From the material below, extract every line that contains the string "OIII", matching its capitalization exactly.

Bounding box entries

######

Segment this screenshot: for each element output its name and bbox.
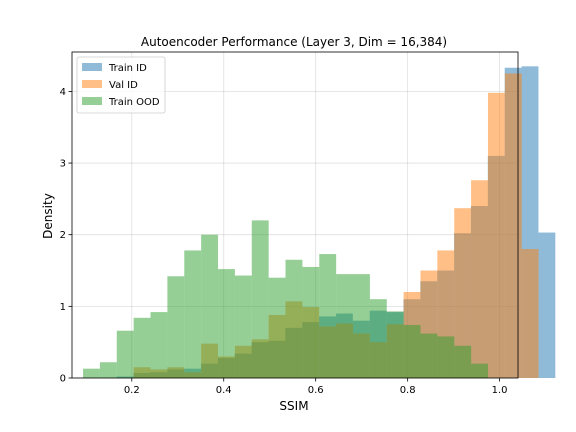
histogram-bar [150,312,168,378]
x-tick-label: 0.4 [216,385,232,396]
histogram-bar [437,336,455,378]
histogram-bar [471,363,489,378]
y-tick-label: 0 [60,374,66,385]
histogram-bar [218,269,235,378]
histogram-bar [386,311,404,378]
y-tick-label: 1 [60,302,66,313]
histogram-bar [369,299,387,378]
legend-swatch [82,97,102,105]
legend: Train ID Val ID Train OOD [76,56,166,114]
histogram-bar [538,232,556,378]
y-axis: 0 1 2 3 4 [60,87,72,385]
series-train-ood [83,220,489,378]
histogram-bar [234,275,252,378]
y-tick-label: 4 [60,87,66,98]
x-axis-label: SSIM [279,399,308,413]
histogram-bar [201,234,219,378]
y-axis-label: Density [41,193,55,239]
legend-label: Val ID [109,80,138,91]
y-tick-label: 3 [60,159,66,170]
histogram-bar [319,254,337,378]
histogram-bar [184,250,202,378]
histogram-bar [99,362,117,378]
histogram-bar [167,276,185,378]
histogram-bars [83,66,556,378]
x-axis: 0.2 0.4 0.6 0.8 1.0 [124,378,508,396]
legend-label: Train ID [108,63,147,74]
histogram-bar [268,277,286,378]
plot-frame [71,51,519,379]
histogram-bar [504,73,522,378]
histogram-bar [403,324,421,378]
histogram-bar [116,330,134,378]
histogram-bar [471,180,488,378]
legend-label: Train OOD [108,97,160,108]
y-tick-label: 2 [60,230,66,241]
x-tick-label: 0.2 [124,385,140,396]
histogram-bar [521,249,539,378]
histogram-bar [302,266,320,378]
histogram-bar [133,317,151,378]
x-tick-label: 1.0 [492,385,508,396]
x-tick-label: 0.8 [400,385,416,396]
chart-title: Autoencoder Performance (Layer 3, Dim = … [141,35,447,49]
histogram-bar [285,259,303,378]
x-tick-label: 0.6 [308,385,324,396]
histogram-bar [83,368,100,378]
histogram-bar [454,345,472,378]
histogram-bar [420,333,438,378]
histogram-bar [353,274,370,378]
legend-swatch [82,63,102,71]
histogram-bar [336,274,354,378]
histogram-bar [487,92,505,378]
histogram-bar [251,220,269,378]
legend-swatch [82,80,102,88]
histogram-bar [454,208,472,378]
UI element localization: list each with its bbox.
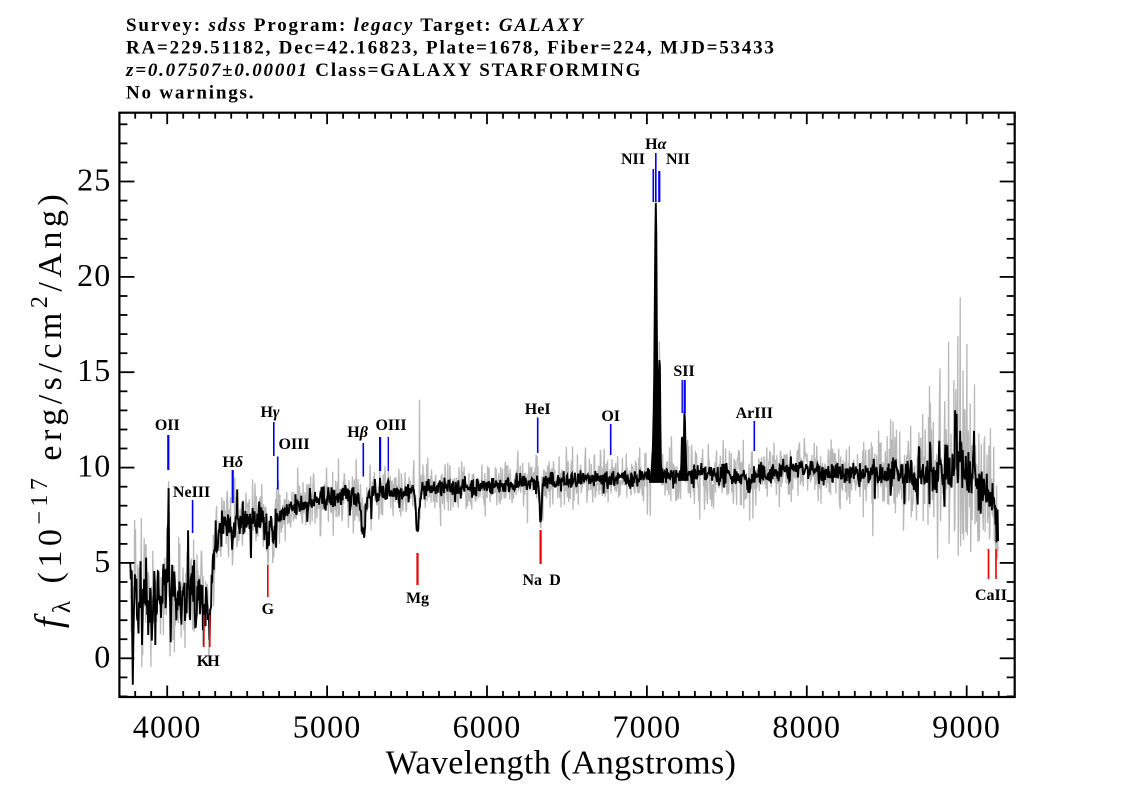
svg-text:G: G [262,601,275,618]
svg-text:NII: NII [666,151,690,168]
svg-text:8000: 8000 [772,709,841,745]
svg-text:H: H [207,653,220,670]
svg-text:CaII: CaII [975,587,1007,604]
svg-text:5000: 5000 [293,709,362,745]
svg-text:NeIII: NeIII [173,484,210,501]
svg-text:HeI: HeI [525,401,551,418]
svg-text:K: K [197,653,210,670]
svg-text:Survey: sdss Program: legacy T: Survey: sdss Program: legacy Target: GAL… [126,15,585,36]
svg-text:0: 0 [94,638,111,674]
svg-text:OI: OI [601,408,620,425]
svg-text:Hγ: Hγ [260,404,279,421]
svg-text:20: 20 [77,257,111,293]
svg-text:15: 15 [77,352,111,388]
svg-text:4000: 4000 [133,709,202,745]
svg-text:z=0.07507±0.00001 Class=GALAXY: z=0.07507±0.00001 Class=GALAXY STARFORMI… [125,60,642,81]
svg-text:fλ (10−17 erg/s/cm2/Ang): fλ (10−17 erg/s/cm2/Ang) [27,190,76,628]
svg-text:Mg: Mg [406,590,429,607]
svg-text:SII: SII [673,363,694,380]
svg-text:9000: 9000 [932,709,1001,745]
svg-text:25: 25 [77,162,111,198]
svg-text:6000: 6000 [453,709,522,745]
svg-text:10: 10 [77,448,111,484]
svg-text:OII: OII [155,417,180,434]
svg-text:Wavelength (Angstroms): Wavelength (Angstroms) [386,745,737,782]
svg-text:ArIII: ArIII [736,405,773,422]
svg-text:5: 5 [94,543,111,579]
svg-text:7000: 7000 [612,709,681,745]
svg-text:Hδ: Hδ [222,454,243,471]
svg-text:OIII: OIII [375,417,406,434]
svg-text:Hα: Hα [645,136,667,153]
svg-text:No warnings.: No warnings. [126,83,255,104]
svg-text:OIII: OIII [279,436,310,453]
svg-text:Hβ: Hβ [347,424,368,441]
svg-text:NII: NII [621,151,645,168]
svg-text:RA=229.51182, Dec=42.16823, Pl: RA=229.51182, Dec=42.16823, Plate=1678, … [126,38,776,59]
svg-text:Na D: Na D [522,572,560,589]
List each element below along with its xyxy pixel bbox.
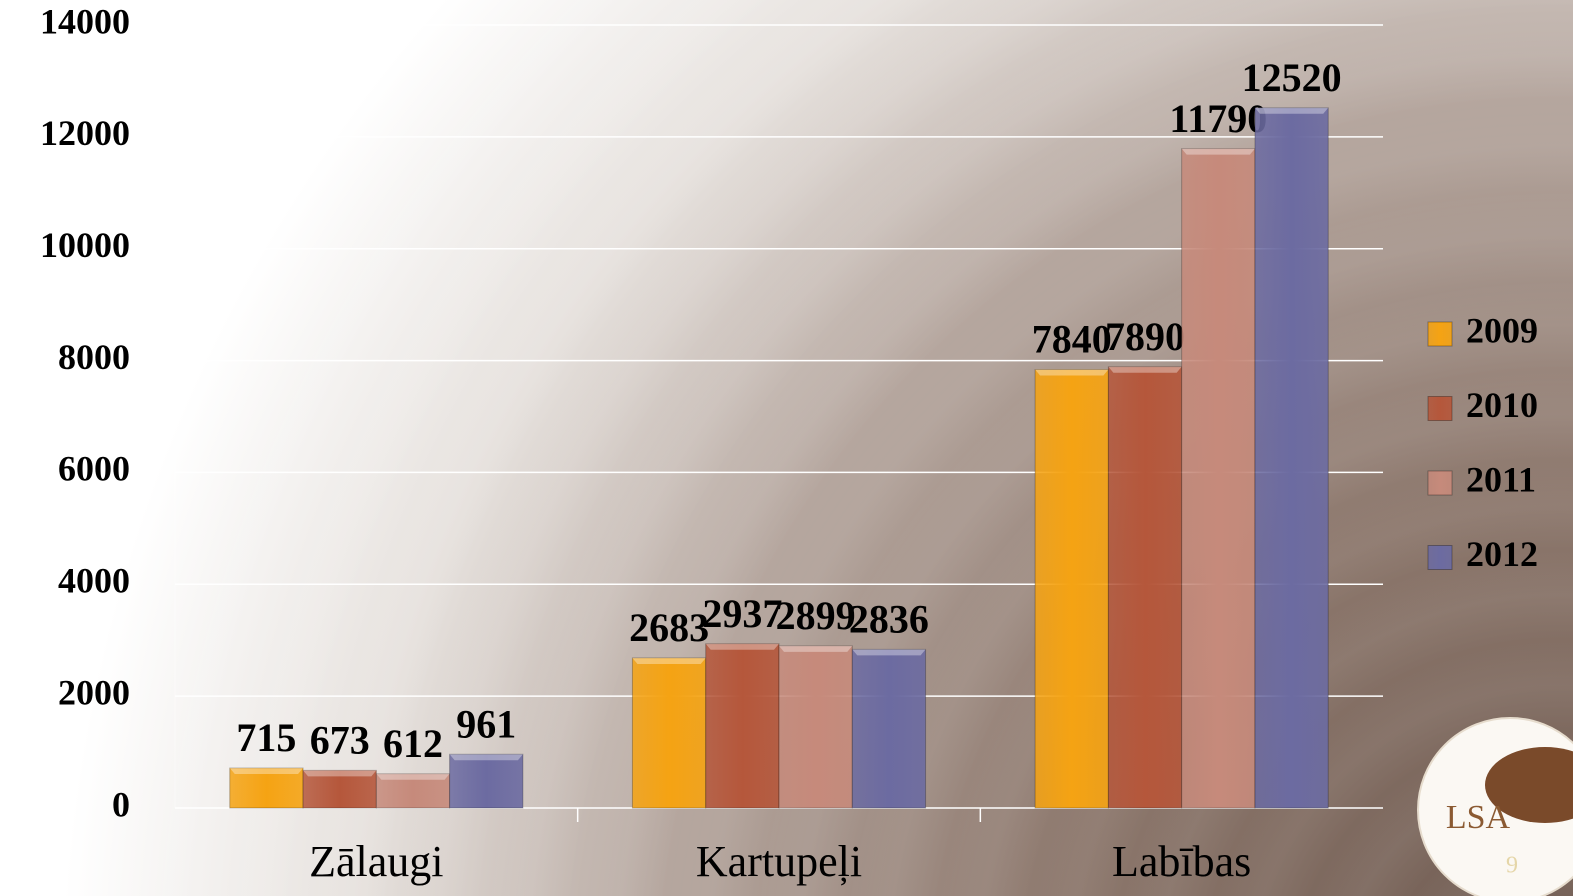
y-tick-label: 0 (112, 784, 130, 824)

######

Correct answer ::
svg-text:OIII: OIII [375,417,406,434]
svg-text:OIII: OIII [279,436,310,453]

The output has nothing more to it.